TASK GOAL>
Take from the listing each line that has the string "ζυγιώ".

ENTRIES SHOWN>

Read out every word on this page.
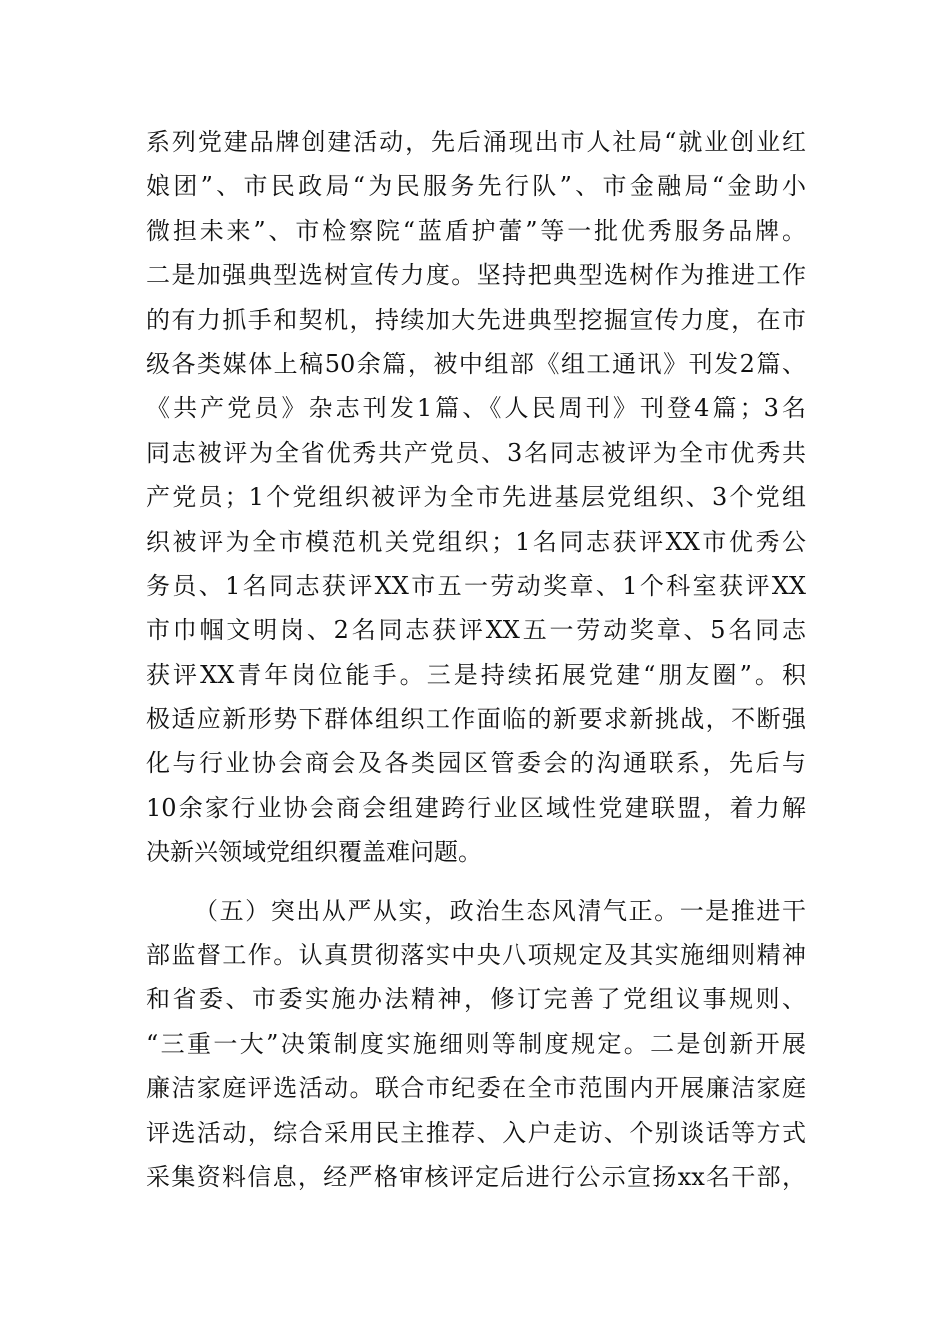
系列党建品牌创建活动，先后涌现出市人社局“就业创业红
娘团”、市民政局“为民服务先行队”、市金融局“金助小
微担未来”、市检察院“蓝盾护蕾”等一批优秀服务品牌。
二是加强典型选树宣传力度。坚持把典型选树作为推进工作
的有力抓手和契机，持续加大先进典型挖掘宣传力度，在市
级各类媒体上稿50余篇，被中组部《组工通讯》刊发2篇、
《共产党员》杂志刊发1篇、《人民周刊》刊登4篇；3名
同志被评为全省优秀共产党员、3名同志被评为全市优秀共
产党员；1个党组织被评为全市先进基层党组织、3个党组
织被评为全市模范机关党组织；1名同志获评XX市优秀公
务员、1名同志获评XX市五一劳动奖章、1个科室获评XX
市巾帼文明岗、2名同志获评XX五一劳动奖章、5名同志
获评XX青年岗位能手。三是持续拓展党建“朋友圈”。积
极适应新形势下群体组织工作面临的新要求新挑战，不断强
化与行业协会商会及各类园区管委会的沟通联系，先后与
10余家行业协会商会组建跨行业区域性党建联盟，着力解
决新兴领域党组织覆盖难问题。
（五）突出从严从实，政治生态风清气正。一是推进干
部监督工作。认真贯彻落实中央八项规定及其实施细则精神
和省委、市委实施办法精神，修订完善了党组议事规则、
“三重一大”决策制度实施细则等制度规定。二是创新开展
廉洁家庭评选活动。联合市纪委在全市范围内开展廉洁家庭
评选活动，综合采用民主推荐、入户走访、个别谈话等方式
采集资料信息，经严格审核评定后进行公示宣扬xx名干部，
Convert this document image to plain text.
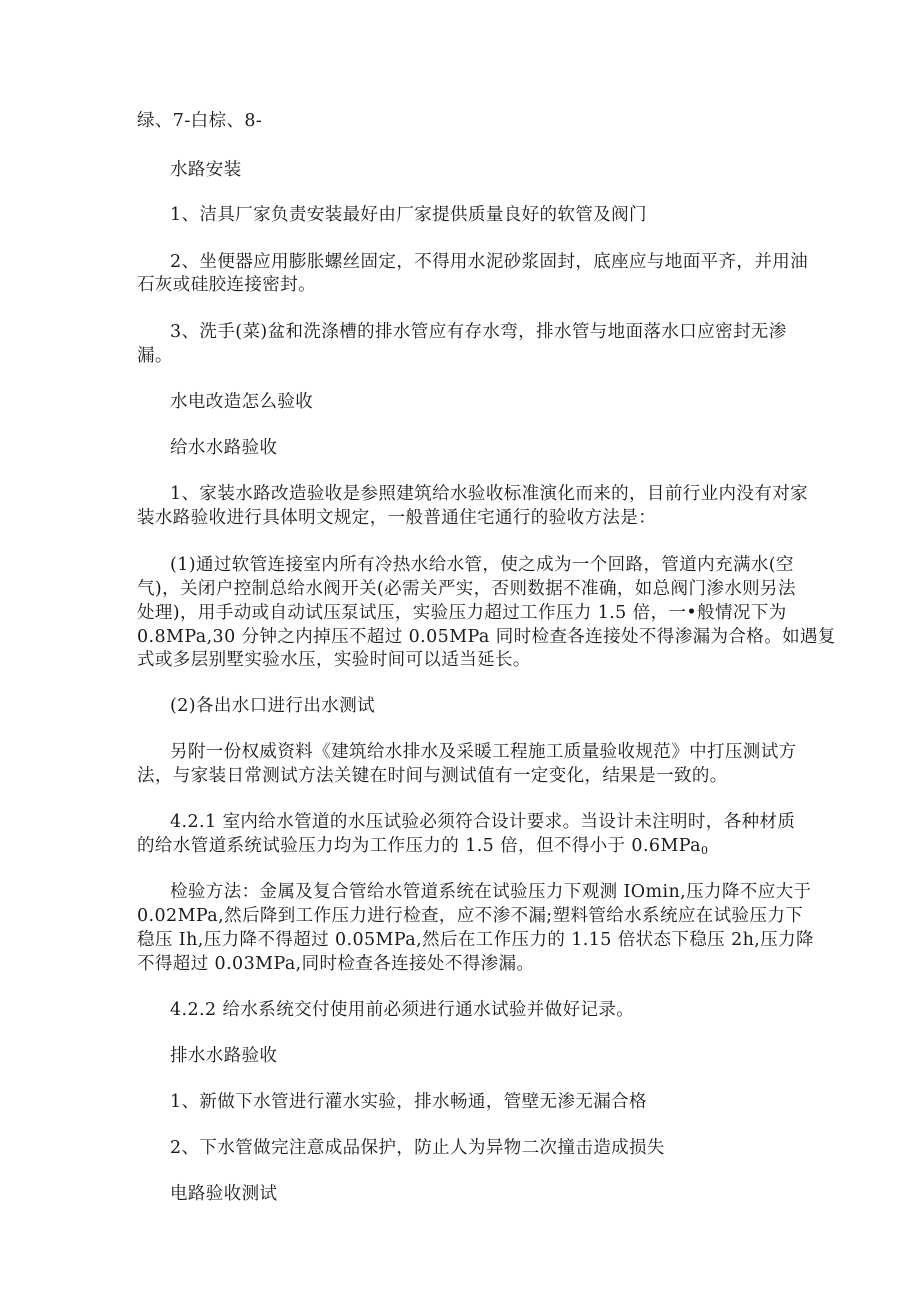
绿、7-白棕、8-
水路安装
1、洁具厂家负责安装最好由厂家提供质量良好的软管及阀门
2、坐便器应用膨胀螺丝固定，不得用水泥砂浆固封，底座应与地面平齐，并用油
石灰或硅胶连接密封。
3、洗手(菜)盆和洗涤槽的排水管应有存水弯，排水管与地面落水口应密封无渗
漏。
水电改造怎么验收
给水水路验收
1、家装水路改造验收是参照建筑给水验收标准演化而来的，目前行业内没有对家
装水路验收进行具体明文规定，一般普通住宅通行的验收方法是：
(1)通过软管连接室内所有冷热水给水管，使之成为一个回路，管道内充满水(空
气)，关闭户控制总给水阀开关(必需关严实，否则数据不准确，如总阀门渗水则另法
处理)，用手动或自动试压泵试压，实验压力超过工作压力 1.5 倍，一•般情况下为
0.8MPa,30 分钟之内掉压不超过 0.05MPa 同时检查各连接处不得渗漏为合格。如遇复
式或多层别墅实验水压，实验时间可以适当延长。
(2)各出水口进行出水测试
另附一份权威资料《建筑给水排水及采暖工程施工质量验收规范》中打压测试方
法，与家装日常测试方法关键在时间与测试值有一定变化，结果是一致的。
4.2.1 室内给水管道的水压试验必须符合设计要求。当设计未注明时，各种材质
的给水管道系统试验压力均为工作压力的 1.5 倍，但不得小于 0.6MPa$_0$
检验方法：金属及复合管给水管道系统在试验压力下观测 IOmin,压力降不应大于
0.02MPa,然后降到工作压力进行检查，应不渗不漏;塑料管给水系统应在试验压力下
稳压 Ih,压力降不得超过 0.05MPa,然后在工作压力的 1.15 倍状态下稳压 2h,压力降
不得超过 0.03MPa,同时检查各连接处不得渗漏。
4.2.2 给水系统交付使用前必须进行通水试验并做好记录。
排水水路验收
1、新做下水管进行灌水实验，排水畅通，管壁无渗无漏合格
2、下水管做完注意成品保护，防止人为异物二次撞击造成损失
电路验收测试
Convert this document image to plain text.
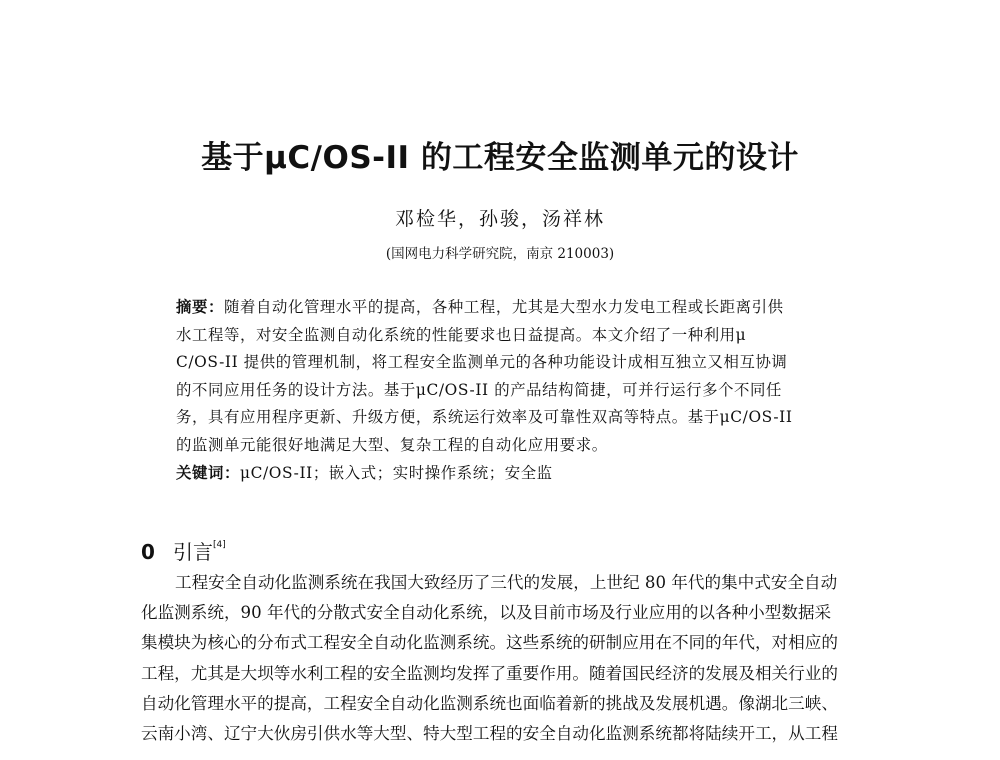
基于μC/OS-II 的工程安全监测单元的设计
邓检华，孙骏，汤祥林
(国网电力科学研究院，南京 210003)
摘要：随着自动化管理水平的提高，各种工程，尤其是大型水力发电工程或长距离引供
水工程等，对安全监测自动化系统的性能要求也日益提高。本文介绍了一种利用μ
C/OS-II 提供的管理机制，将工程安全监测单元的各种功能设计成相互独立又相互协调
的不同应用任务的设计方法。基于μC/OS-II 的产品结构简捷，可并行运行多个不同任
务，具有应用程序更新、升级方便，系统运行效率及可靠性双高等特点。基于μC/OS-II
的监测单元能很好地满足大型、复杂工程的自动化应用要求。
关键词：μC/OS-II；嵌入式；实时操作系统；安全监
0 引言[4]
工程安全自动化监测系统在我国大致经历了三代的发展，上世纪 80 年代的集中式安全自动
化监测系统，90 年代的分散式安全自动化系统，以及目前市场及行业应用的以各种小型数据采
集模块为核心的分布式工程安全自动化监测系统。这些系统的研制应用在不同的年代，对相应的
工程，尤其是大坝等水利工程的安全监测均发挥了重要作用。随着国民经济的发展及相关行业的
自动化管理水平的提高，工程安全自动化监测系统也面临着新的挑战及发展机遇。像湖北三峡、
云南小湾、辽宁大伙房引供水等大型、特大型工程的安全自动化监测系统都将陆续开工，从工程
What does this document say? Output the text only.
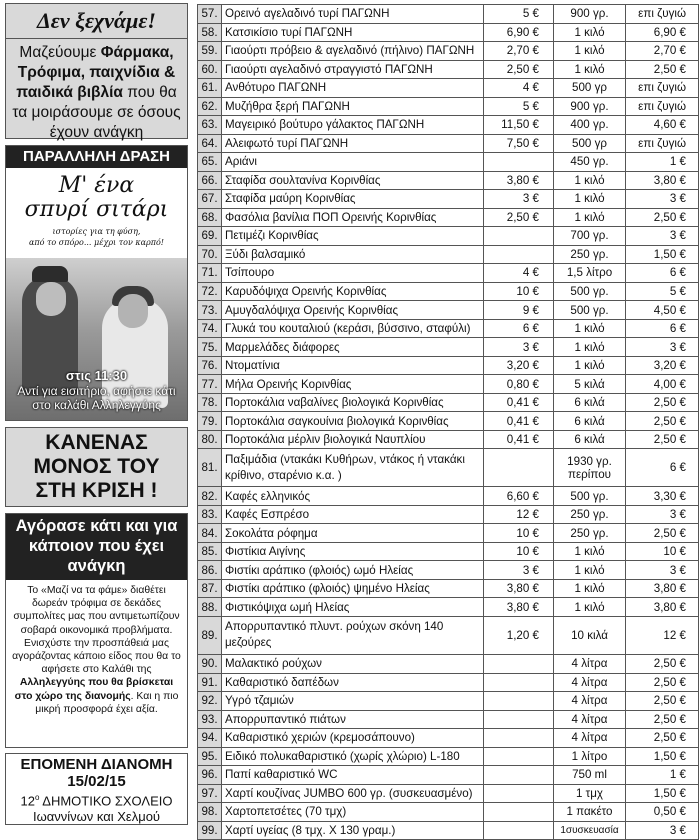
Δεν ξεχνάμε!
Μαζεύουμε Φάρμακα, Τρόφιμα, παιχνίδια & παιδικά βιβλία που θα τα μοιράσουμε σε όσους έχουν ανάγκη
ΠΑΡΑΛΛΗΛΗ ΔΡΑΣΗ
Μ' ένα
σπυρί σιτάρι
ιστορίες για τη φύση,
από το σπόρο... μέχρι τον καρπό!
στις 11:30
Αντί για εισιτήριο, αφήστε κάτι
στο καλάθι Αλληλεγγύης
ΚΑΝΕΝΑΣ
ΜΟΝΟΣ ΤΟΥ
ΣΤΗ ΚΡΙΣΗ !
Αγόρασε κάτι και για κάποιον που έχει ανάγκη
Το «Μαζί να τα φάμε» διαθέτει δωρεάν τρόφιμα σε δεκάδες συμπολίτες μας που αντιμετωπίζουν σοβαρά οικονομικά προβλήματα. Ενισχύστε την προσπάθειά μας αγοράζοντας κάποιο είδος που θα το αφήσετε στο Καλάθι της Αλληλεγγύης που θα βρίσκεται στο χώρο της διανομής. Και η πιο μικρή προσφορά έχει αξία.
ΕΠΟΜΕΝΗ ΔΙΑΝΟΜΗ
15/02/15
$12^o$ ΔΗΜΟΤΙΚΟ ΣΧΟΛΕΙΟ
Ιωαννίνων και Χελμού
57.	Ορεινό αγελαδινό τυρί ΠΑΓΩΝΗ	5 €	900 γρ.	επι ζυγιώ
58.	Κατσικίσιο τυρί ΠΑΓΩΝΗ	6,90 €	1 κιλό	6,90 €
59.	Γιαούρτι πρόβειο & αγελαδινό (πήλινο) ΠΑΓΩΝΗ	2,70 €	1 κιλό	2,70 €
60.	Γιαούρτι αγελαδινό στραγγιστό ΠΑΓΩΝΗ	2,50 €	1 κιλό	2,50 €
61.	Ανθότυρο ΠΑΓΩΝΗ	4 €	500 γρ	επι ζυγιώ
62.	Μυζήθρα ξερή ΠΑΓΩΝΗ	5 €	900 γρ.	επι ζυγιώ
63.	Μαγειρικό βούτυρο γάλακτος ΠΑΓΩΝΗ	11,50 €	400 γρ.	4,60 €
64.	Αλειφωτό τυρί ΠΑΓΩΝΗ	7,50 €	500 γρ	επι ζυγιώ
65.	Αριάνι		450 γρ.	1 €
66.	Σταφίδα σουλτανίνα Κορινθίας	3,80 €	1 κιλό	3,80 €
67.	Σταφίδα μαύρη Κορινθίας	3 €	1 κιλό	3 €
68.	Φασόλια βανίλια ΠΟΠ Ορεινής Κορινθίας	2,50 €	1 κιλό	2,50 €
69.	Πετιμέζι Κορινθίας		700 γρ.	3 €
70.	Ξύδι βαλσαμικό		250 γρ.	1,50 €
71.	Τσίπουρο	4 €	1,5 λίτρο	6 €
72.	Καρυδόψιχα Ορεινής Κορινθίας	10 €	500 γρ.	5 €
73.	Αμυγδαλόψιχα Ορεινής Κορινθίας	9 €	500 γρ.	4,50 €
74.	Γλυκά του κουταλιού (κεράσι, βύσσινο, σταφύλι)	6 €	1 κιλό	6 €
75.	Μαρμελάδες διάφορες	3 €	1 κιλό	3 €
76.	Ντοματίνια	3,20 €	1 κιλό	3,20 €
77.	Μήλα Ορεινής Κορινθίας	0,80 €	5 κιλά	4,00 €
78.	Πορτοκάλια ναβαλίνες βιολογικά Κορινθίας	0,41 €	6 κιλά	2,50 €
79.	Πορτοκάλια σαγκουίνια βιολογικά Κορινθίας	0,41 €	6 κιλά	2,50 €
80.	Πορτοκάλια μέρλιν βιολογικά Ναυπλίου	0,41 €	6 κιλά	2,50 €
81.	Παξιμάδια (ντακάκι Κυθήρων, ντάκος ή ντακάκι κρίθινο, σταρένιο κ.α. )		1930 γρ. περίπου	6 €
82.	Καφές ελληνικός	6,60 €	500 γρ.	3,30 €
83.	Καφές Εσπρέσο	12 €	250 γρ.	3 €
84.	Σοκολάτα ρόφημα	10 €	250 γρ.	2,50 €
85.	Φιστίκια Αιγίνης	10 €	1 κιλό	10 €
86.	Φιστίκι αράπικο (φλοιός) ωμό Ηλείας	3 €	1 κιλό	3 €
87.	Φιστίκι αράπικο (φλοιός) ψημένο Ηλείας	3,80 €	1 κιλό	3,80 €
88.	Φιστικόψιχα ωμή Ηλείας	3,80 €	1 κιλό	3,80 €
89.	Απορρυπαντικό πλυντ. ρούχων σκόνη 140 μεζούρες	1,20 €	10 κιλά	12 €
90.	Μαλακτικό ρούχων		4 λίτρα	2,50 €
91.	Καθαριστικό δαπέδων		4 λίτρα	2,50 €
92.	Υγρό τζαμιών		4 λίτρα	2,50 €
93.	Απορρυπαντικό πιάτων		4 λίτρα	2,50 €
94.	Καθαριστικό χεριών (κρεμοσάπουνο)		4 λίτρα	2,50 €
95.	Ειδικό πολυκαθαριστικό (χωρίς χλώριο) L-180		1 λίτρο	1,50 €
96.	Παπί καθαριστικό WC		750 ml	1 €
97.	Χαρτί κουζίνας JUMBO 600 γρ. (συσκευασμένο)		1 τμχ	1,50 €
98.	Χαρτοπετσέτες (70 τμχ)		1 πακέτο	0,50 €
99.	Χαρτί υγείας (8 τμχ. Χ 130 γραμ.)		1συσκευασία	3 €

SOLUTION TO THIS PROBLEM>
57.	Ορεινό αγελαδινό τυρί ΠΑΓΩΝΗ	5 €	900 γρ.	επι ζυγιώ
61.	Ανθότυρο ΠΑΓΩΝΗ	4 €	500 γρ	επι ζυγιώ
62.	Μυζήθρα ξερή ΠΑΓΩΝΗ	5 €	900 γρ.	επι ζυγιώ
64.	Αλειφωτό τυρί ΠΑΓΩΝΗ	7,50 €	500 γρ	επι ζυγιώ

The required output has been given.